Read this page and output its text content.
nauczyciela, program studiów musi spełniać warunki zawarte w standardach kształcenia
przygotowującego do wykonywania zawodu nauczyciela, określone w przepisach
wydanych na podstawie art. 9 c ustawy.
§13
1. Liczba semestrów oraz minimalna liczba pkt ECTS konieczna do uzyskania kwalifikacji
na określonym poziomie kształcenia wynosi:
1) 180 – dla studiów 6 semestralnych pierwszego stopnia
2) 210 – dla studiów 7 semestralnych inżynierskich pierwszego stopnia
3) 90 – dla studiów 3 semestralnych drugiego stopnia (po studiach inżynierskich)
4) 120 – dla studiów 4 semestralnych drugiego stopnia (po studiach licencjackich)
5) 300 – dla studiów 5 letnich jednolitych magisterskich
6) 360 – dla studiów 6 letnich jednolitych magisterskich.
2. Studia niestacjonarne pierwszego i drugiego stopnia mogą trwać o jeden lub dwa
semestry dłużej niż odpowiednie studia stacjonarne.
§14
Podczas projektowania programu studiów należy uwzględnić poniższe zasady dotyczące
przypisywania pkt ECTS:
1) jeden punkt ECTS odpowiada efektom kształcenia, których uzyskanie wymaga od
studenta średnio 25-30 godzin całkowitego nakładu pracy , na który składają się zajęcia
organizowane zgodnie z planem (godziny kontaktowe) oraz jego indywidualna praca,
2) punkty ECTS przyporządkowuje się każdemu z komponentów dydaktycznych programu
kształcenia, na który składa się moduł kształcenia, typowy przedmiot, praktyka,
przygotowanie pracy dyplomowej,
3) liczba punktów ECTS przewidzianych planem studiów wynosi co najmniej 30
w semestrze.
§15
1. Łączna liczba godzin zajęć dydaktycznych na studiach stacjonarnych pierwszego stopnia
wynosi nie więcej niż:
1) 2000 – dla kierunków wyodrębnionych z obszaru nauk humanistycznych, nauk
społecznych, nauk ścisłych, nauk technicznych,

■ ■ ■ ■ ■ ■ ■

Each line of the material should be duplicated exactly, please.

Read this page and output its text content.
nauczyciela, program studiów musi spełniać warunki zawarte w standardach kształcenia
przygotowującego do wykonywania zawodu nauczyciela, określone w przepisach
wydanych na podstawie art. 9 c ustawy.
§13
1. Liczba semestrów oraz minimalna liczba pkt ECTS konieczna do uzyskania kwalifikacji
na określonym poziomie kształcenia wynosi:
1) 180 – dla studiów 6 semestralnych pierwszego stopnia
2) 210 – dla studiów 7 semestralnych inżynierskich pierwszego stopnia
3) 90 – dla studiów 3 semestralnych drugiego stopnia (po studiach inżynierskich)
4) 120 – dla studiów 4 semestralnych drugiego stopnia (po studiach licencjackich)
5) 300 – dla studiów 5 letnich jednolitych magisterskich
6) 360 – dla studiów 6 letnich jednolitych magisterskich.
2. Studia niestacjonarne pierwszego i drugiego stopnia mogą trwać o jeden lub dwa
semestry dłużej niż odpowiednie studia stacjonarne.
§14
Podczas projektowania programu studiów należy uwzględnić poniższe zasady dotyczące
przypisywania pkt ECTS:
1) jeden punkt ECTS odpowiada efektom kształcenia, których uzyskanie wymaga od
studenta średnio 25-30 godzin całkowitego nakładu pracy , na który składają się zajęcia
organizowane zgodnie z planem (godziny kontaktowe) oraz jego indywidualna praca,
2) punkty ECTS przyporządkowuje się każdemu z komponentów dydaktycznych programu
kształcenia, na który składa się moduł kształcenia, typowy przedmiot, praktyka,
przygotowanie pracy dyplomowej,
3) liczba punktów ECTS przewidzianych planem studiów wynosi co najmniej 30
w semestrze.
§15
1. Łączna liczba godzin zajęć dydaktycznych na studiach stacjonarnych pierwszego stopnia
wynosi nie więcej niż:
1) 2000 – dla kierunków wyodrębnionych z obszaru nauk humanistycznych, nauk
społecznych, nauk ścisłych, nauk technicznych,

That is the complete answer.